-------- SUPPLIED MATERIAL --------

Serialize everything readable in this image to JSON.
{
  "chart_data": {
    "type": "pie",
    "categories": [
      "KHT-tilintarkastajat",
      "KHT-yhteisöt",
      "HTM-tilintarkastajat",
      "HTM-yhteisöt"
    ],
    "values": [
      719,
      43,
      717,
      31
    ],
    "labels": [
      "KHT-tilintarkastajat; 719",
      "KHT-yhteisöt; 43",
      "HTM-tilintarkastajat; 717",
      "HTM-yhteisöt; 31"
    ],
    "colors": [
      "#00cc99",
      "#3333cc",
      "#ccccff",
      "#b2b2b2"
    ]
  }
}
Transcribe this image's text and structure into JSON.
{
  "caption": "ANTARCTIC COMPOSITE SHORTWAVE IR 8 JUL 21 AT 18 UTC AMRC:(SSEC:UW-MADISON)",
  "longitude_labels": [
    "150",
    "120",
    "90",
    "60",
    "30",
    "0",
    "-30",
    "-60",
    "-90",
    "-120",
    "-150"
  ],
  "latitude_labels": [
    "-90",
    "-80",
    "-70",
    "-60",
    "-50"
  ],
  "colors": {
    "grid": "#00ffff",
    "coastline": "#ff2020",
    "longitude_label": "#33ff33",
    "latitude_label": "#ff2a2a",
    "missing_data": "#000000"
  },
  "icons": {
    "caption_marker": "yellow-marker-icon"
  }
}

--------

### PROBLEM STATEMENT
Quote all the records. Keep every word exact.

### EXERCISE SOLUTION
Serialize everything readable in this image to JSON.
{
  "chart_data": {
    "type": "pie",
    "categories": [
      "KHT-tilintarkastajat",
      "KHT-yhteisöt",
      "HTM-tilintarkastajat",
      "HTM-yhteisöt"
    ],
    "values": [
      719,
      43,
      717,
      31
    ],
    "labels": [
      "KHT-tilintarkastajat; 719",
      "KHT-yhteisöt; 43",
      "HTM-tilintarkastajat; 717",
      "HTM-yhteisöt; 31"
    ],
    "colors": [
      "#00cc99",
      "#3333cc",
      "#ccccff",
      "#b2b2b2"
    ]
  }
}
Transcribe this image's text and structure into JSON.
{
  "caption": "ANTARCTIC COMPOSITE SHORTWAVE IR 8 JUL 21 AT 18 UTC AMRC:(SSEC:UW-MADISON)",
  "longitude_labels": [
    "150",
    "120",
    "90",
    "60",
    "30",
    "0",
    "-30",
    "-60",
    "-90",
    "-120",
    "-150"
  ],
  "latitude_labels": [
    "-90",
    "-80",
    "-70",
    "-60",
    "-50"
  ],
  "colors": {
    "grid": "#00ffff",
    "coastline": "#ff2020",
    "longitude_label": "#33ff33",
    "latitude_label": "#ff2a2a",
    "missing_data": "#000000"
  },
  "icons": {
    "caption_marker": "yellow-marker-icon"
  }
}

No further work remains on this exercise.